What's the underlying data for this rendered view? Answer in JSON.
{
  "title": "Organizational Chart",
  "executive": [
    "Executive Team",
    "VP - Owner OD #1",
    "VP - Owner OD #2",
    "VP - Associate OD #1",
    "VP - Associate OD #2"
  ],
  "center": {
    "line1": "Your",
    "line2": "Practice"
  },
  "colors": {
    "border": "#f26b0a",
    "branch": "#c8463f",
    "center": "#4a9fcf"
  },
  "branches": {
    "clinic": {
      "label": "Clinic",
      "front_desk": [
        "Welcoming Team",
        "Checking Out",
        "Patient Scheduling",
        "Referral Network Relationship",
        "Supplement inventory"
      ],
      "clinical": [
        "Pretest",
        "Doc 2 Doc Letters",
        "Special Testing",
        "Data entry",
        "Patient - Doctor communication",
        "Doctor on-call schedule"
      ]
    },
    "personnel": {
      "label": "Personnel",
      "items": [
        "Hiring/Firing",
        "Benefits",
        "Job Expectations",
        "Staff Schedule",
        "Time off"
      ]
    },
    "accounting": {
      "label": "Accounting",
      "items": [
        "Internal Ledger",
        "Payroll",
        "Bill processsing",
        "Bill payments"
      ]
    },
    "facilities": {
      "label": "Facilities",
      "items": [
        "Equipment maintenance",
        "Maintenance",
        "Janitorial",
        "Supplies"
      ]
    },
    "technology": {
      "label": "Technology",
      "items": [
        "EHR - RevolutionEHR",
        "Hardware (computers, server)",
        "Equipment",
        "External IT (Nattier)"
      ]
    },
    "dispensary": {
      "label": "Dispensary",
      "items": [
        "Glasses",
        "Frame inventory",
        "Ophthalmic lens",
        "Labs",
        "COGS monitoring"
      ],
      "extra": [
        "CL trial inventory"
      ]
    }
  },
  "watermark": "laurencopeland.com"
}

##############################

### DIRECTIVE
Your task is to extract all of the records exactly.

### REPLY
What's the underlying data for this rendered view? Answer in JSON.
{
  "title": "Organizational Chart",
  "executive": [
    "Executive Team",
    "VP - Owner OD #1",
    "VP - Owner OD #2",
    "VP - Associate OD #1",
    "VP - Associate OD #2"
  ],
  "center": {
    "line1": "Your",
    "line2": "Practice"
  },
  "colors": {
    "border": "#f26b0a",
    "branch": "#c8463f",
    "center": "#4a9fcf"
  },
  "branches": {
    "clinic": {
      "label": "Clinic",
      "front_desk": [
        "Welcoming Team",
        "Checking Out",
        "Patient Scheduling",
        "Referral Network Relationship",
        "Supplement inventory"
      ],
      "clinical": [
        "Pretest",
        "Doc 2 Doc Letters",
        "Special Testing",
        "Data entry",
        "Patient - Doctor communication",
        "Doctor on-call schedule"
      ]
    },
    "personnel": {
      "label": "Personnel",
      "items": [
        "Hiring/Firing",
        "Benefits",
        "Job Expectations",
        "Staff Schedule",
        "Time off"
      ]
    },
    "accounting": {
      "label": "Accounting",
      "items": [
        "Internal Ledger",
        "Payroll",
        "Bill processsing",
        "Bill payments"
      ]
    },
    "facilities": {
      "label": "Facilities",
      "items": [
        "Equipment maintenance",
        "Maintenance",
        "Janitorial",
        "Supplies"
      ]
    },
    "technology": {
      "label": "Technology",
      "items": [
        "EHR - RevolutionEHR",
        "Hardware (computers, server)",
        "Equipment",
        "External IT (Nattier)"
      ]
    },
    "dispensary": {
      "label": "Dispensary",
      "items": [
        "Glasses",
        "Frame inventory",
        "Ophthalmic lens",
        "Labs",
        "COGS monitoring"
      ],
      "extra": [
        "CL trial inventory"
      ]
    }
  },
  "watermark": "laurencopeland.com"
}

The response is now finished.